Prompt - Return each line of the material verbatim.

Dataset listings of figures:
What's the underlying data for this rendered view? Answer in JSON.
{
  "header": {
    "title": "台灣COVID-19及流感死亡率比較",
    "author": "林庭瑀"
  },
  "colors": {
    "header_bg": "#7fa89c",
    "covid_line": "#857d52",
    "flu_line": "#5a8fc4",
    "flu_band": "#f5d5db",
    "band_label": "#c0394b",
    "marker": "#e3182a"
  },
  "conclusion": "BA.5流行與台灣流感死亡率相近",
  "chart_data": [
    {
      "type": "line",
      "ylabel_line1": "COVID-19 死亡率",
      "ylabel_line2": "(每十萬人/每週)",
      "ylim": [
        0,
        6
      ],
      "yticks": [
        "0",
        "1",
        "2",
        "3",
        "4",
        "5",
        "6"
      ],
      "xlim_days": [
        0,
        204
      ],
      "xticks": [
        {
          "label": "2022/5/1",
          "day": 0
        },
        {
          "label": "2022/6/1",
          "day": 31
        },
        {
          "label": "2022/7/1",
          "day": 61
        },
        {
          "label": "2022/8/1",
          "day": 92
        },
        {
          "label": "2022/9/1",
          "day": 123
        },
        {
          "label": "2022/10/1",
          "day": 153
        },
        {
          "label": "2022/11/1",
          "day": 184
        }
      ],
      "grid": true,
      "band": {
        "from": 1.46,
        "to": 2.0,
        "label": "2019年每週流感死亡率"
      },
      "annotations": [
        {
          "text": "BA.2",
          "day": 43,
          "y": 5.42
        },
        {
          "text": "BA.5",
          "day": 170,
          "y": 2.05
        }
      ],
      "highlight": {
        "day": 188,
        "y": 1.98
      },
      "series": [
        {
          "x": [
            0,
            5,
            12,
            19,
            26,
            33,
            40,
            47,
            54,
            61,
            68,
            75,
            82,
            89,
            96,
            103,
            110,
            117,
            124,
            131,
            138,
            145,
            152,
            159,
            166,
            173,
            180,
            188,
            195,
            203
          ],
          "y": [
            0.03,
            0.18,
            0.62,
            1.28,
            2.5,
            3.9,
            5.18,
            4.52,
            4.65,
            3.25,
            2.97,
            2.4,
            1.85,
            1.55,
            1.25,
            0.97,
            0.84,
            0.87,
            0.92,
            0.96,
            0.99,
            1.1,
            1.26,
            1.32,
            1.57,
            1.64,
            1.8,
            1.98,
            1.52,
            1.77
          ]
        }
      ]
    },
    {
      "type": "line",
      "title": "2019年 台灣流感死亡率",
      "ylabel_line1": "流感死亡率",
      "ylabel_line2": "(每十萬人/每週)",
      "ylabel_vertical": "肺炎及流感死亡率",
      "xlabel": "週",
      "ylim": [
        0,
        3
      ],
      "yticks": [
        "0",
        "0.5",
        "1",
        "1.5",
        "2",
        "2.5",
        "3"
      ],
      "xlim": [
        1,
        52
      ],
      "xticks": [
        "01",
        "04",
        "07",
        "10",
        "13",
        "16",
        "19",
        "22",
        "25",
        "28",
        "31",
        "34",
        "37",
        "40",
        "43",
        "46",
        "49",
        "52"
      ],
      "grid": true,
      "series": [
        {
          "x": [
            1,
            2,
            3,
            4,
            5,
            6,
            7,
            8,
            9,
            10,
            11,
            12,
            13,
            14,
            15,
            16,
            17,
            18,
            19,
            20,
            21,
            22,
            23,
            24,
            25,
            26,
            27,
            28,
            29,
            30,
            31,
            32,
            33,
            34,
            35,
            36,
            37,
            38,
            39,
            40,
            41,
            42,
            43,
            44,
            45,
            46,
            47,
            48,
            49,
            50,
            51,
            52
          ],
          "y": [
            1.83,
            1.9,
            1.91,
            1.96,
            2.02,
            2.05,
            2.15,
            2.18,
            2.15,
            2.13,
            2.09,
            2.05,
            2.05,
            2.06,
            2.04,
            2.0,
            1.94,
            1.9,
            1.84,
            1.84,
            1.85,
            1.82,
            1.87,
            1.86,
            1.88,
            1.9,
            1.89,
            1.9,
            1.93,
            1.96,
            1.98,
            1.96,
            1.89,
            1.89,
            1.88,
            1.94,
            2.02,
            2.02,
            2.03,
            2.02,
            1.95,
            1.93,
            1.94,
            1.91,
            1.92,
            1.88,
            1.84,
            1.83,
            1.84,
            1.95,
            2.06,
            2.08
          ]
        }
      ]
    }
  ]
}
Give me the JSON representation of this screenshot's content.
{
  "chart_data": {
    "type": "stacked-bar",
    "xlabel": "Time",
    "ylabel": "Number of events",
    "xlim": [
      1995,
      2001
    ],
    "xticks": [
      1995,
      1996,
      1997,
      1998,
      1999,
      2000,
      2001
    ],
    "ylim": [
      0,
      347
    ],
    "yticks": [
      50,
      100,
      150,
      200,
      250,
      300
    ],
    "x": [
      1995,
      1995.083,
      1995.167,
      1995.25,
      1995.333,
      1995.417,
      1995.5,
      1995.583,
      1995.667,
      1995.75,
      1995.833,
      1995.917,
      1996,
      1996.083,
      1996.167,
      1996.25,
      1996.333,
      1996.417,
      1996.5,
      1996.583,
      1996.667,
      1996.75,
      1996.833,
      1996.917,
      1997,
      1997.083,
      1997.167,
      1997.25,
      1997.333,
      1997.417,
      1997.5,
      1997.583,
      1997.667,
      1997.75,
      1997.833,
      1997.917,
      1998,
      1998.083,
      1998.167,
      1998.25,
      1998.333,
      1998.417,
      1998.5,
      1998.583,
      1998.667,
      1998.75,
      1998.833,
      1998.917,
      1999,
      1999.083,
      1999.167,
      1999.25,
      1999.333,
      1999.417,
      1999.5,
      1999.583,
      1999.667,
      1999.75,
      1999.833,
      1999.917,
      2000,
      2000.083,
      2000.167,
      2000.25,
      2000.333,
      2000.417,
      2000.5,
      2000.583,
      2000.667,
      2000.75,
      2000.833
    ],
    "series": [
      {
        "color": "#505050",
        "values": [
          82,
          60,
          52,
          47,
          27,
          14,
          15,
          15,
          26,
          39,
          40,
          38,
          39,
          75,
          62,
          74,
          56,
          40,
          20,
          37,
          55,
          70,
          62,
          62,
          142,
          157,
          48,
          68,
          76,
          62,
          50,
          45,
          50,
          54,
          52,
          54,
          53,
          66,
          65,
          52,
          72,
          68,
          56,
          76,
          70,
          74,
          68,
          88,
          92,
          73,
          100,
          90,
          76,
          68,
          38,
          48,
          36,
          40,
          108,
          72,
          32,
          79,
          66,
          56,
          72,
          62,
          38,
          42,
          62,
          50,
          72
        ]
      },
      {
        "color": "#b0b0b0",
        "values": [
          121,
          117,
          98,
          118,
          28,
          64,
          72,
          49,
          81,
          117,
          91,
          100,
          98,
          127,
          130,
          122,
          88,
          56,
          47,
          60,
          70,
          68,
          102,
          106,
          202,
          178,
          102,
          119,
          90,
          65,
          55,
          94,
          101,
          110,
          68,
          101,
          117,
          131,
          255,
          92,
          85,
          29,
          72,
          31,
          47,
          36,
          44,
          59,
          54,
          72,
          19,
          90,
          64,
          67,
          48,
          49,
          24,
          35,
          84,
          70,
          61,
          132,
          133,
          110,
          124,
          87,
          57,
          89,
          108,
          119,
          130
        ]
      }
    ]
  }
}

Final answer -
What's the underlying data for this rendered view? Answer in JSON.
{
  "header": {
    "title": "台灣COVID-19及流感死亡率比較",
    "author": "林庭瑀"
  },
  "colors": {
    "header_bg": "#7fa89c",
    "covid_line": "#857d52",
    "flu_line": "#5a8fc4",
    "flu_band": "#f5d5db",
    "band_label": "#c0394b",
    "marker": "#e3182a"
  },
  "conclusion": "BA.5流行與台灣流感死亡率相近",
  "chart_data": [
    {
      "type": "line",
      "ylabel_line1": "COVID-19 死亡率",
      "ylabel_line2": "(每十萬人/每週)",
      "ylim": [
        0,
        6
      ],
      "yticks": [
        "0",
        "1",
        "2",
        "3",
        "4",
        "5",
        "6"
      ],
      "xlim_days": [
        0,
        204
      ],
      "xticks": [
        {
          "label": "2022/5/1",
          "day": 0
        },
        {
          "label": "2022/6/1",
          "day": 31
        },
        {
          "label": "2022/7/1",
          "day": 61
        },
        {
          "label": "2022/8/1",
          "day": 92
        },
        {
          "label": "2022/9/1",
          "day": 123
        },
        {
          "label": "2022/10/1",
          "day": 153
        },
        {
          "label": "2022/11/1",
          "day": 184
        }
      ],
      "grid": true,
      "band": {
        "from": 1.46,
        "to": 2.0,
        "label": "2019年每週流感死亡率"
      },
      "annotations": [
        {
          "text": "BA.2",
          "day": 43,
          "y": 5.42
        },
        {
          "text": "BA.5",
          "day": 170,
          "y": 2.05
        }
      ],
      "highlight": {
        "day": 188,
        "y": 1.98
      },
      "series": [
        {
          "x": [
            0,
            5,
            12,
            19,
            26,
            33,
            40,
            47,
            54,
            61,
            68,
            75,
            82,
            89,
            96,
            103,
            110,
            117,
            124,
            131,
            138,
            145,
            152,
            159,
            166,
            173,
            180,
            188,
            195,
            203
          ],
          "y": [
            0.03,
            0.18,
            0.62,
            1.28,
            2.5,
            3.9,
            5.18,
            4.52,
            4.65,
            3.25,
            2.97,
            2.4,
            1.85,
            1.55,
            1.25,
            0.97,
            0.84,
            0.87,
            0.92,
            0.96,
            0.99,
            1.1,
            1.26,
            1.32,
            1.57,
            1.64,
            1.8,
            1.98,
            1.52,
            1.77
          ]
        }
      ]
    },
    {
      "type": "line",
      "title": "2019年 台灣流感死亡率",
      "ylabel_line1": "流感死亡率",
      "ylabel_line2": "(每十萬人/每週)",
      "ylabel_vertical": "肺炎及流感死亡率",
      "xlabel": "週",
      "ylim": [
        0,
        3
      ],
      "yticks": [
        "0",
        "0.5",
        "1",
        "1.5",
        "2",
        "2.5",
        "3"
      ],
      "xlim": [
        1,
        52
      ],
      "xticks": [
        "01",
        "04",
        "07",
        "10",
        "13",
        "16",
        "19",
        "22",
        "25",
        "28",
        "31",
        "34",
        "37",
        "40",
        "43",
        "46",
        "49",
        "52"
      ],
      "grid": true,
      "series": [
        {
          "x": [
            1,
            2,
            3,
            4,
            5,
            6,
            7,
            8,
            9,
            10,
            11,
            12,
            13,
            14,
            15,
            16,
            17,
            18,
            19,
            20,
            21,
            22,
            23,
            24,
            25,
            26,
            27,
            28,
            29,
            30,
            31,
            32,
            33,
            34,
            35,
            36,
            37,
            38,
            39,
            40,
            41,
            42,
            43,
            44,
            45,
            46,
            47,
            48,
            49,
            50,
            51,
            52
          ],
          "y": [
            1.83,
            1.9,
            1.91,
            1.96,
            2.02,
            2.05,
            2.15,
            2.18,
            2.15,
            2.13,
            2.09,
            2.05,
            2.05,
            2.06,
            2.04,
            2.0,
            1.94,
            1.9,
            1.84,
            1.84,
            1.85,
            1.82,
            1.87,
            1.86,
            1.88,
            1.9,
            1.89,
            1.9,
            1.93,
            1.96,
            1.98,
            1.96,
            1.89,
            1.89,
            1.88,
            1.94,
            2.02,
            2.02,
            2.03,
            2.02,
            1.95,
            1.93,
            1.94,
            1.91,
            1.92,
            1.88,
            1.84,
            1.83,
            1.84,
            1.95,
            2.06,
            2.08
          ]
        }
      ]
    }
  ]
}
Give me the JSON representation of this screenshot's content.
{
  "chart_data": {
    "type": "stacked-bar",
    "xlabel": "Time",
    "ylabel": "Number of events",
    "xlim": [
      1995,
      2001
    ],
    "xticks": [
      1995,
      1996,
      1997,
      1998,
      1999,
      2000,
      2001
    ],
    "ylim": [
      0,
      347
    ],
    "yticks": [
      50,
      100,
      150,
      200,
      250,
      300
    ],
    "x": [
      1995,
      1995.083,
      1995.167,
      1995.25,
      1995.333,
      1995.417,
      1995.5,
      1995.583,
      1995.667,
      1995.75,
      1995.833,
      1995.917,
      1996,
      1996.083,
      1996.167,
      1996.25,
      1996.333,
      1996.417,
      1996.5,
      1996.583,
      1996.667,
      1996.75,
      1996.833,
      1996.917,
      1997,
      1997.083,
      1997.167,
      1997.25,
      1997.333,
      1997.417,
      1997.5,
      1997.583,
      1997.667,
      1997.75,
      1997.833,
      1997.917,
      1998,
      1998.083,
      1998.167,
      1998.25,
      1998.333,
      1998.417,
      1998.5,
      1998.583,
      1998.667,
      1998.75,
      1998.833,
      1998.917,
      1999,
      1999.083,
      1999.167,
      1999.25,
      1999.333,
      1999.417,
      1999.5,
      1999.583,
      1999.667,
      1999.75,
      1999.833,
      1999.917,
      2000,
      2000.083,
      2000.167,
      2000.25,
      2000.333,
      2000.417,
      2000.5,
      2000.583,
      2000.667,
      2000.75,
      2000.833
    ],
    "series": [
      {
        "color": "#505050",
        "values": [
          82,
          60,
          52,
          47,
          27,
          14,
          15,
          15,
          26,
          39,
          40,
          38,
          39,
          75,
          62,
          74,
          56,
          40,
          20,
          37,
          55,
          70,
          62,
          62,
          142,
          157,
          48,
          68,
          76,
          62,
          50,
          45,
          50,
          54,
          52,
          54,
          53,
          66,
          65,
          52,
          72,
          68,
          56,
          76,
          70,
          74,
          68,
          88,
          92,
          73,
          100,
          90,
          76,
          68,
          38,
          48,
          36,
          40,
          108,
          72,
          32,
          79,
          66,
          56,
          72,
          62,
          38,
          42,
          62,
          50,
          72
        ]
      },
      {
        "color": "#b0b0b0",
        "values": [
          121,
          117,
          98,
          118,
          28,
          64,
          72,
          49,
          81,
          117,
          91,
          100,
          98,
          127,
          130,
          122,
          88,
          56,
          47,
          60,
          70,
          68,
          102,
          106,
          202,
          178,
          102,
          119,
          90,
          65,
          55,
          94,
          101,
          110,
          68,
          101,
          117,
          131,
          255,
          92,
          85,
          29,
          72,
          31,
          47,
          36,
          44,
          59,
          54,
          72,
          19,
          90,
          64,
          67,
          48,
          49,
          24,
          35,
          84,
          70,
          61,
          132,
          133,
          110,
          124,
          87,
          57,
          89,
          108,
          119,
          130
        ]
      }
    ]
  }
}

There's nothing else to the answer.